- [Data for this task]
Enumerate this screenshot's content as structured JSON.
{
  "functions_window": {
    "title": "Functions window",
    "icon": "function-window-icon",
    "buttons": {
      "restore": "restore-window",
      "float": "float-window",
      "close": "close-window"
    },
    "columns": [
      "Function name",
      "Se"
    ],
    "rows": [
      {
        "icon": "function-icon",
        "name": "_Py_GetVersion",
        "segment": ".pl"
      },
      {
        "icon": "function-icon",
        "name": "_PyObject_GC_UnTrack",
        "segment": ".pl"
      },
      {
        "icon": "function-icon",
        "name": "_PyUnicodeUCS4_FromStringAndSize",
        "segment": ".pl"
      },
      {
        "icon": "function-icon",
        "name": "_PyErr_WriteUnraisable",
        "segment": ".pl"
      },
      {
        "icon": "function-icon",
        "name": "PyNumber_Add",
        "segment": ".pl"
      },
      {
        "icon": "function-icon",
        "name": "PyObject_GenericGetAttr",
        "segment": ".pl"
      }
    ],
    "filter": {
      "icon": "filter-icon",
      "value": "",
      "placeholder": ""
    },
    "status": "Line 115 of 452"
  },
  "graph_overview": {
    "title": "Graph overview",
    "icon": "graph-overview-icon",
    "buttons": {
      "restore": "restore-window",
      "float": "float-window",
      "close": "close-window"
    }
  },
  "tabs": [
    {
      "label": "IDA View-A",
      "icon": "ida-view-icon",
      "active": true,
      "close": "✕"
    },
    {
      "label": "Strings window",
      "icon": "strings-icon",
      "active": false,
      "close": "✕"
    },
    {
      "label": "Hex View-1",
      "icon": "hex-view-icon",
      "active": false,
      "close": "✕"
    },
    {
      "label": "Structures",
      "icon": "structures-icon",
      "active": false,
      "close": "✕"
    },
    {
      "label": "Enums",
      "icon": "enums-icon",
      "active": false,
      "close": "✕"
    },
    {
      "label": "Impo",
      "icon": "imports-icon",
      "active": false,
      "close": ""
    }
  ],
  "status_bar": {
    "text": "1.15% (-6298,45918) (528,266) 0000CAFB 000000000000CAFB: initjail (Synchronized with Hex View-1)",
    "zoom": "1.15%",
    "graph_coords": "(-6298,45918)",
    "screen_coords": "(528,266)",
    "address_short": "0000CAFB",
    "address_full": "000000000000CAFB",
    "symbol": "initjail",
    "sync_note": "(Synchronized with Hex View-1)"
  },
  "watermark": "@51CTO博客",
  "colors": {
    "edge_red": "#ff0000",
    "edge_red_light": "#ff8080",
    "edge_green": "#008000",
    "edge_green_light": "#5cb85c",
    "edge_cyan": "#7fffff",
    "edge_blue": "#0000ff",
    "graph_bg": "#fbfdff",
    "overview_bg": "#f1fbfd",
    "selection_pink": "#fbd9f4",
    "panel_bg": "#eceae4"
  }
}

- [Directions for this task] Determine how many lines of the entries above carry the string "with", and give that number alone.

- [Full response] 2